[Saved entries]

==============================

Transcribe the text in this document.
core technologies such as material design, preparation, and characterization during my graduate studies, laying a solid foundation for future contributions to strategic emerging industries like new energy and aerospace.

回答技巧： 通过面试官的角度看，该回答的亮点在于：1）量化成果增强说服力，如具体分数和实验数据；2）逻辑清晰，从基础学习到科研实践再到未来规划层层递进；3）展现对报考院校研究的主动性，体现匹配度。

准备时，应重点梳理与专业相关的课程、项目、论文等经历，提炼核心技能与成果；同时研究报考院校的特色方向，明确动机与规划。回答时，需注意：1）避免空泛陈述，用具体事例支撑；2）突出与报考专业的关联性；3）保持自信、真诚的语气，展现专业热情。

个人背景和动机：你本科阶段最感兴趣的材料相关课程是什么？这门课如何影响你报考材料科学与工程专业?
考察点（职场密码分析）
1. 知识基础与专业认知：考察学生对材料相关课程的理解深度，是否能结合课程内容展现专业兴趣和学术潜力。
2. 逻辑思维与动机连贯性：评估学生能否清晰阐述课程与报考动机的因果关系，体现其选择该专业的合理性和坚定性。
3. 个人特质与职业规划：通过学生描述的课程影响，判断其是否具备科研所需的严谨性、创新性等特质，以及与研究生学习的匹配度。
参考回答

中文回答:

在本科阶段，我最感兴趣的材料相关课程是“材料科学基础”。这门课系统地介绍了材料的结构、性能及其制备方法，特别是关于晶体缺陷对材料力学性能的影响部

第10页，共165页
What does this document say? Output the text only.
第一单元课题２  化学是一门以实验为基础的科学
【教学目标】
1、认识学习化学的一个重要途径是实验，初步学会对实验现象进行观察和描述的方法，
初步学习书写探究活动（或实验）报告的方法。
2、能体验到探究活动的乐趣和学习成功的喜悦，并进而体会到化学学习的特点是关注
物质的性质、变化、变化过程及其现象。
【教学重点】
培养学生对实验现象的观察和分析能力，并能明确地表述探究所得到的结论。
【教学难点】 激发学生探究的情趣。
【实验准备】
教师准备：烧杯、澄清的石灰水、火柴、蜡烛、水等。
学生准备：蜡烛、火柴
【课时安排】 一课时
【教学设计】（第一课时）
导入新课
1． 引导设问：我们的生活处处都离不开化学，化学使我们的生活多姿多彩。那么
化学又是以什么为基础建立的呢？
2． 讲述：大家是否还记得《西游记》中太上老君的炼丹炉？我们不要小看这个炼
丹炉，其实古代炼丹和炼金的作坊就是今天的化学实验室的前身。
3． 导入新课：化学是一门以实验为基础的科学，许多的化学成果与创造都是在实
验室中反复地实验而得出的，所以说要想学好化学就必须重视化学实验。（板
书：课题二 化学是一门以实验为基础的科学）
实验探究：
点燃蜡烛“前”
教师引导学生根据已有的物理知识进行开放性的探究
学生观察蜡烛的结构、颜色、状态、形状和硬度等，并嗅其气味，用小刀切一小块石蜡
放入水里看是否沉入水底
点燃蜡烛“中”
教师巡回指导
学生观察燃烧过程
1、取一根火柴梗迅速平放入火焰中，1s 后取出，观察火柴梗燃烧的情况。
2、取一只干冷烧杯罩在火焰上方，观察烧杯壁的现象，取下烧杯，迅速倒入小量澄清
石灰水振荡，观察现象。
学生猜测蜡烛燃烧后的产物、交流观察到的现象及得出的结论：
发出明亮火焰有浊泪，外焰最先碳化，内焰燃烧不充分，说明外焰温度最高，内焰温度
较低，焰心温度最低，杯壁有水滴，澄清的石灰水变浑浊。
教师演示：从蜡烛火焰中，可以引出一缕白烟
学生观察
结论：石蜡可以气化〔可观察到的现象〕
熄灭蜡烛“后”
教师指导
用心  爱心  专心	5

==============================

# Requirements
Retype every entry above, word for word.

# Result of the exercise
Transcribe the text in this document.
core technologies such as material design, preparation, and characterization during my graduate studies, laying a solid foundation for future contributions to strategic emerging industries like new energy and aerospace.

回答技巧： 通过面试官的角度看，该回答的亮点在于：1）量化成果增强说服力，如具体分数和实验数据；2）逻辑清晰，从基础学习到科研实践再到未来规划层层递进；3）展现对报考院校研究的主动性，体现匹配度。

准备时，应重点梳理与专业相关的课程、项目、论文等经历，提炼核心技能与成果；同时研究报考院校的特色方向，明确动机与规划。回答时，需注意：1）避免空泛陈述，用具体事例支撑；2）突出与报考专业的关联性；3）保持自信、真诚的语气，展现专业热情。

个人背景和动机：你本科阶段最感兴趣的材料相关课程是什么？这门课如何影响你报考材料科学与工程专业?
考察点（职场密码分析）
1. 知识基础与专业认知：考察学生对材料相关课程的理解深度，是否能结合课程内容展现专业兴趣和学术潜力。
2. 逻辑思维与动机连贯性：评估学生能否清晰阐述课程与报考动机的因果关系，体现其选择该专业的合理性和坚定性。
3. 个人特质与职业规划：通过学生描述的课程影响，判断其是否具备科研所需的严谨性、创新性等特质，以及与研究生学习的匹配度。
参考回答

中文回答:

在本科阶段，我最感兴趣的材料相关课程是“材料科学基础”。这门课系统地介绍了材料的结构、性能及其制备方法，特别是关于晶体缺陷对材料力学性能的影响部

第10页，共165页
What does this document say? Output the text only.
第一单元课题２  化学是一门以实验为基础的科学
【教学目标】
1、认识学习化学的一个重要途径是实验，初步学会对实验现象进行观察和描述的方法，
初步学习书写探究活动（或实验）报告的方法。
2、能体验到探究活动的乐趣和学习成功的喜悦，并进而体会到化学学习的特点是关注
物质的性质、变化、变化过程及其现象。
【教学重点】
培养学生对实验现象的观察和分析能力，并能明确地表述探究所得到的结论。
【教学难点】 激发学生探究的情趣。
【实验准备】
教师准备：烧杯、澄清的石灰水、火柴、蜡烛、水等。
学生准备：蜡烛、火柴
【课时安排】 一课时
【教学设计】（第一课时）
导入新课
1． 引导设问：我们的生活处处都离不开化学，化学使我们的生活多姿多彩。那么
化学又是以什么为基础建立的呢？
2． 讲述：大家是否还记得《西游记》中太上老君的炼丹炉？我们不要小看这个炼
丹炉，其实古代炼丹和炼金的作坊就是今天的化学实验室的前身。
3． 导入新课：化学是一门以实验为基础的科学，许多的化学成果与创造都是在实
验室中反复地实验而得出的，所以说要想学好化学就必须重视化学实验。（板
书：课题二 化学是一门以实验为基础的科学）
实验探究：
点燃蜡烛“前”
教师引导学生根据已有的物理知识进行开放性的探究
学生观察蜡烛的结构、颜色、状态、形状和硬度等，并嗅其气味，用小刀切一小块石蜡
放入水里看是否沉入水底
点燃蜡烛“中”
教师巡回指导
学生观察燃烧过程
1、取一根火柴梗迅速平放入火焰中，1s 后取出，观察火柴梗燃烧的情况。
2、取一只干冷烧杯罩在火焰上方，观察烧杯壁的现象，取下烧杯，迅速倒入小量澄清
石灰水振荡，观察现象。
学生猜测蜡烛燃烧后的产物、交流观察到的现象及得出的结论：
发出明亮火焰有浊泪，外焰最先碳化，内焰燃烧不充分，说明外焰温度最高，内焰温度
较低，焰心温度最低，杯壁有水滴，澄清的石灰水变浑浊。
教师演示：从蜡烛火焰中，可以引出一缕白烟
学生观察
结论：石蜡可以气化〔可观察到的现象〕
熄灭蜡烛“后”
教师指导
用心  爱心  专心	5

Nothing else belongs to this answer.